Directions for this task
Drop every picture, then transcribe the remaining data exactly.

Records from a collection of figures
----

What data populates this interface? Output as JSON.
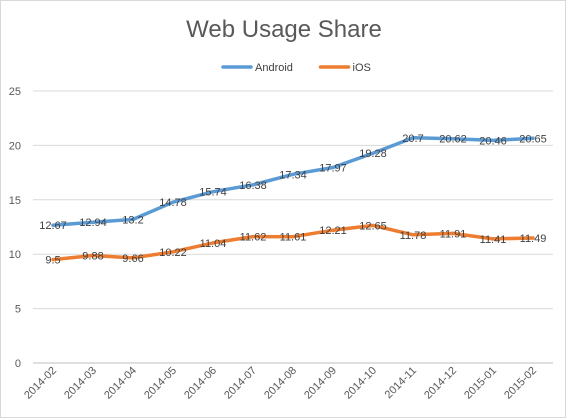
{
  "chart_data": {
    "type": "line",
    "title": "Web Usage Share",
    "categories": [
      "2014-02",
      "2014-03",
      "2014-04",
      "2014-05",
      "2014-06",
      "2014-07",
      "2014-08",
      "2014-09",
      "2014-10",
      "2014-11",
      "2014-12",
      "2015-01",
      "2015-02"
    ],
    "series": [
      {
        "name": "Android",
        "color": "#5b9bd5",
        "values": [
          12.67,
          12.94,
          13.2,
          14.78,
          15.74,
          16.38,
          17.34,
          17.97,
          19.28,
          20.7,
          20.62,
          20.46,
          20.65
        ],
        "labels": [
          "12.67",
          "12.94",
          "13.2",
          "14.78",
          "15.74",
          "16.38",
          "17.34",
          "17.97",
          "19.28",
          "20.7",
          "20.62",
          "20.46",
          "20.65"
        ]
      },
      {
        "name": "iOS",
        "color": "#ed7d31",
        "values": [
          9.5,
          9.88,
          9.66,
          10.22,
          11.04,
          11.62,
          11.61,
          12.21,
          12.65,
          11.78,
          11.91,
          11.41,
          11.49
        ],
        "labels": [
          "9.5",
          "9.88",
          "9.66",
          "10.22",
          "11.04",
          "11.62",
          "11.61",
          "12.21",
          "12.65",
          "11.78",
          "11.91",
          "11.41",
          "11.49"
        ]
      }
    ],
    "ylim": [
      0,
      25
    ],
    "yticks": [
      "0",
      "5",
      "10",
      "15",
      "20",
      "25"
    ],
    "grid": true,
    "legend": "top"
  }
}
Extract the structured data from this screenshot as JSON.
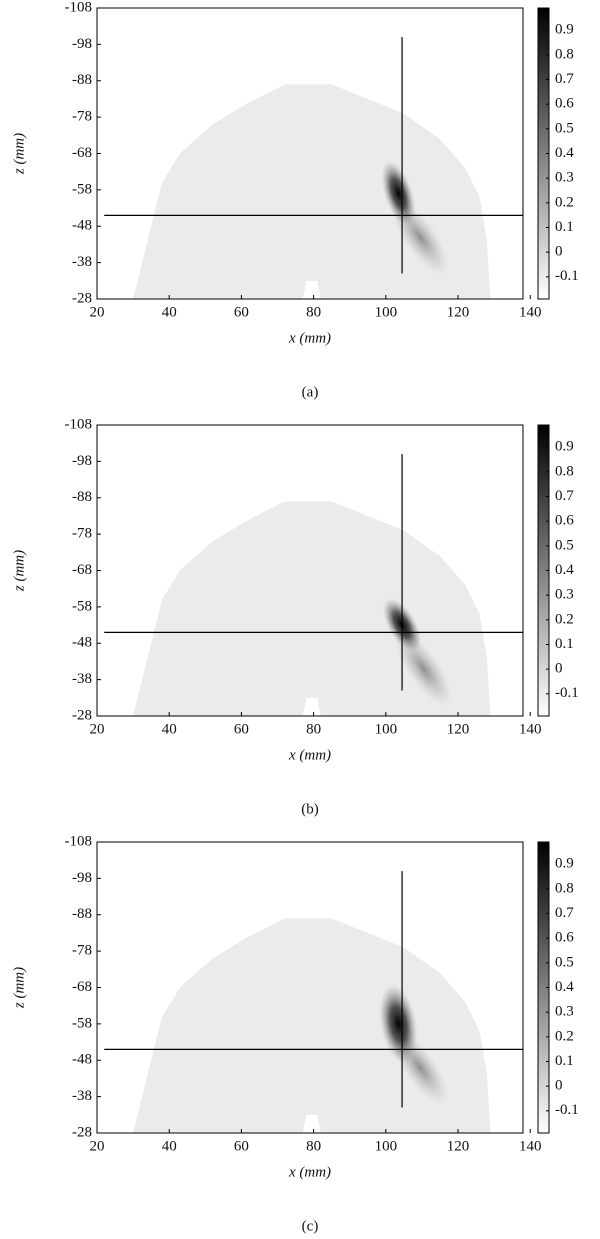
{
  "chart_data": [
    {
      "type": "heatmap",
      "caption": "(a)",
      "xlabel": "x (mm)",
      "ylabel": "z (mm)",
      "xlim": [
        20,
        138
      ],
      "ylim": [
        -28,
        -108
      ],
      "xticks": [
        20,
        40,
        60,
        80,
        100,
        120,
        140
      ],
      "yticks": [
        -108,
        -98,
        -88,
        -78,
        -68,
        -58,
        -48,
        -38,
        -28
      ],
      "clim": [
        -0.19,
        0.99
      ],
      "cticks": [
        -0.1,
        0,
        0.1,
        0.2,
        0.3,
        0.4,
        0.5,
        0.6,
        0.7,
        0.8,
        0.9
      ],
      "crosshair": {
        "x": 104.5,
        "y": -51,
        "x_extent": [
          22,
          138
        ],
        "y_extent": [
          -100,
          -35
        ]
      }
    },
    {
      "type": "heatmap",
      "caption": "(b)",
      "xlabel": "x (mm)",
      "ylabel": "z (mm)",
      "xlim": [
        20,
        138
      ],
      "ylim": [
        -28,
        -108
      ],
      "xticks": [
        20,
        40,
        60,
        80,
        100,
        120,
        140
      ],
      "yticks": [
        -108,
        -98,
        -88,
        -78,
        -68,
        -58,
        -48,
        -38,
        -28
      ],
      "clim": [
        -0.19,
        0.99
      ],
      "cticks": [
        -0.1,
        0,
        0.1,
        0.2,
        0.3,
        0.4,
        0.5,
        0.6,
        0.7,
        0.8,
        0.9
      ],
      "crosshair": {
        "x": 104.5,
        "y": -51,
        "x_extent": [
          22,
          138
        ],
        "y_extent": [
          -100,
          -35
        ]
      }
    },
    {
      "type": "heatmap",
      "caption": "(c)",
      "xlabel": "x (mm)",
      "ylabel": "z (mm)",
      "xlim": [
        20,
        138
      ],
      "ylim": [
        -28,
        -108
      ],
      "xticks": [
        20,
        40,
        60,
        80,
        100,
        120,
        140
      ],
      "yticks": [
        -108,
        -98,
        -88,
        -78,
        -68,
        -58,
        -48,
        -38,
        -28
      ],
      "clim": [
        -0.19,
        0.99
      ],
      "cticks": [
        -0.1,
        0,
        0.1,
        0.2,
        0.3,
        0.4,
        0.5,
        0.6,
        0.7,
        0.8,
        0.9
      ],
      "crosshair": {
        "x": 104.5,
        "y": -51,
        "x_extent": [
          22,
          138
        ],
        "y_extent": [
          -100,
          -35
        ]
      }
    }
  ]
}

----

In response
What data populates this interface? Output as JSON.
{
  "chart_data": {
    "type": "line",
    "title": "Web Usage Share",
    "categories": [
      "2014-02",
      "2014-03",
      "2014-04",
      "2014-05",
      "2014-06",
      "2014-07",
      "2014-08",
      "2014-09",
      "2014-10",
      "2014-11",
      "2014-12",
      "2015-01",
      "2015-02"
    ],
    "series": [
      {
        "name": "Android",
        "color": "#5b9bd5",
        "values": [
          12.67,
          12.94,
          13.2,
          14.78,
          15.74,
          16.38,
          17.34,
          17.97,
          19.28,
          20.7,
          20.62,
          20.46,
          20.65
        ],
        "labels": [
          "12.67",
          "12.94",
          "13.2",
          "14.78",
          "15.74",
          "16.38",
          "17.34",
          "17.97",
          "19.28",
          "20.7",
          "20.62",
          "20.46",
          "20.65"
        ]
      },
      {
        "name": "iOS",
        "color": "#ed7d31",
        "values": [
          9.5,
          9.88,
          9.66,
          10.22,
          11.04,
          11.62,
          11.61,
          12.21,
          12.65,
          11.78,
          11.91,
          11.41,
          11.49
        ],
        "labels": [
          "9.5",
          "9.88",
          "9.66",
          "10.22",
          "11.04",
          "11.62",
          "11.61",
          "12.21",
          "12.65",
          "11.78",
          "11.91",
          "11.41",
          "11.49"
        ]
      }
    ],
    "ylim": [
      0,
      25
    ],
    "yticks": [
      "0",
      "5",
      "10",
      "15",
      "20",
      "25"
    ],
    "grid": true,
    "legend": "top"
  }
}
Extract the structured data from this screenshot as JSON.
{
  "chart_data": [
    {
      "type": "heatmap",
      "caption": "(a)",
      "xlabel": "x (mm)",
      "ylabel": "z (mm)",
      "xlim": [
        20,
        138
      ],
      "ylim": [
        -28,
        -108
      ],
      "xticks": [
        20,
        40,
        60,
        80,
        100,
        120,
        140
      ],
      "yticks": [
        -108,
        -98,
        -88,
        -78,
        -68,
        -58,
        -48,
        -38,
        -28
      ],
      "clim": [
        -0.19,
        0.99
      ],
      "cticks": [
        -0.1,
        0,
        0.1,
        0.2,
        0.3,
        0.4,
        0.5,
        0.6,
        0.7,
        0.8,
        0.9
      ],
      "crosshair": {
        "x": 104.5,
        "y": -51,
        "x_extent": [
          22,
          138
        ],
        "y_extent": [
          -100,
          -35
        ]
      }
    },
    {
      "type": "heatmap",
      "caption": "(b)",
      "xlabel": "x (mm)",
      "ylabel": "z (mm)",
      "xlim": [
        20,
        138
      ],
      "ylim": [
        -28,
        -108
      ],
      "xticks": [
        20,
        40,
        60,
        80,
        100,
        120,
        140
      ],
      "yticks": [
        -108,
        -98,
        -88,
        -78,
        -68,
        -58,
        -48,
        -38,
        -28
      ],
      "clim": [
        -0.19,
        0.99
      ],
      "cticks": [
        -0.1,
        0,
        0.1,
        0.2,
        0.3,
        0.4,
        0.5,
        0.6,
        0.7,
        0.8,
        0.9
      ],
      "crosshair": {
        "x": 104.5,
        "y": -51,
        "x_extent": [
          22,
          138
        ],
        "y_extent": [
          -100,
          -35
        ]
      }
    },
    {
      "type": "heatmap",
      "caption": "(c)",
      "xlabel": "x (mm)",
      "ylabel": "z (mm)",
      "xlim": [
        20,
        138
      ],
      "ylim": [
        -28,
        -108
      ],
      "xticks": [
        20,
        40,
        60,
        80,
        100,
        120,
        140
      ],
      "yticks": [
        -108,
        -98,
        -88,
        -78,
        -68,
        -58,
        -48,
        -38,
        -28
      ],
      "clim": [
        -0.19,
        0.99
      ],
      "cticks": [
        -0.1,
        0,
        0.1,
        0.2,
        0.3,
        0.4,
        0.5,
        0.6,
        0.7,
        0.8,
        0.9
      ],
      "crosshair": {
        "x": 104.5,
        "y": -51,
        "x_extent": [
          22,
          138
        ],
        "y_extent": [
          -100,
          -35
        ]
      }
    }
  ]
}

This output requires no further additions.